§ **SUPPLIED MATERIAL**:
■ ■ ■ ■

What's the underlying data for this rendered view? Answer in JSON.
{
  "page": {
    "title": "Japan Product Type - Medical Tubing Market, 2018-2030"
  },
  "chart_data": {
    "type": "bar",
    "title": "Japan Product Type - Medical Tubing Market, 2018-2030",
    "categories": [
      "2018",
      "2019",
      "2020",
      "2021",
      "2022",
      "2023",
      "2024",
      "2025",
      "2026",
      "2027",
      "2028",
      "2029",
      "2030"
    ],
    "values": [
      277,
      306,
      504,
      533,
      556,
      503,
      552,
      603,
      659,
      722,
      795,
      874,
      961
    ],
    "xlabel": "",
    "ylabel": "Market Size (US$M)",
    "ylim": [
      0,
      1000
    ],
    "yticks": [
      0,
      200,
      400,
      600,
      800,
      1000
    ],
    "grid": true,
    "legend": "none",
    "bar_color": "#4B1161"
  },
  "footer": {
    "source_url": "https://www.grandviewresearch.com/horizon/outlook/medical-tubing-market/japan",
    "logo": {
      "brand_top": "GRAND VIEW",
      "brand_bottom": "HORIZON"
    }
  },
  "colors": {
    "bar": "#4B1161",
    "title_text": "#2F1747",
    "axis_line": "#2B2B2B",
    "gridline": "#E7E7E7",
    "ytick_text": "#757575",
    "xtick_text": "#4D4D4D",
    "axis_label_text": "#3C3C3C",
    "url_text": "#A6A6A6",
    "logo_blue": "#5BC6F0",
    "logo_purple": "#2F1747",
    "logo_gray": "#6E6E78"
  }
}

■ ■ ■ ■

Make an exact copy of all the data.

§ **COMPLETE OUTPUT**:
What's the underlying data for this rendered view? Answer in JSON.
{
  "page": {
    "title": "Japan Product Type - Medical Tubing Market, 2018-2030"
  },
  "chart_data": {
    "type": "bar",
    "title": "Japan Product Type - Medical Tubing Market, 2018-2030",
    "categories": [
      "2018",
      "2019",
      "2020",
      "2021",
      "2022",
      "2023",
      "2024",
      "2025",
      "2026",
      "2027",
      "2028",
      "2029",
      "2030"
    ],
    "values": [
      277,
      306,
      504,
      533,
      556,
      503,
      552,
      603,
      659,
      722,
      795,
      874,
      961
    ],
    "xlabel": "",
    "ylabel": "Market Size (US$M)",
    "ylim": [
      0,
      1000
    ],
    "yticks": [
      0,
      200,
      400,
      600,
      800,
      1000
    ],
    "grid": true,
    "legend": "none",
    "bar_color": "#4B1161"
  },
  "footer": {
    "source_url": "https://www.grandviewresearch.com/horizon/outlook/medical-tubing-market/japan",
    "logo": {
      "brand_top": "GRAND VIEW",
      "brand_bottom": "HORIZON"
    }
  },
  "colors": {
    "bar": "#4B1161",
    "title_text": "#2F1747",
    "axis_line": "#2B2B2B",
    "gridline": "#E7E7E7",
    "ytick_text": "#757575",
    "xtick_text": "#4D4D4D",
    "axis_label_text": "#3C3C3C",
    "url_text": "#A6A6A6",
    "logo_blue": "#5BC6F0",
    "logo_purple": "#2F1747",
    "logo_gray": "#6E6E78"
  }
}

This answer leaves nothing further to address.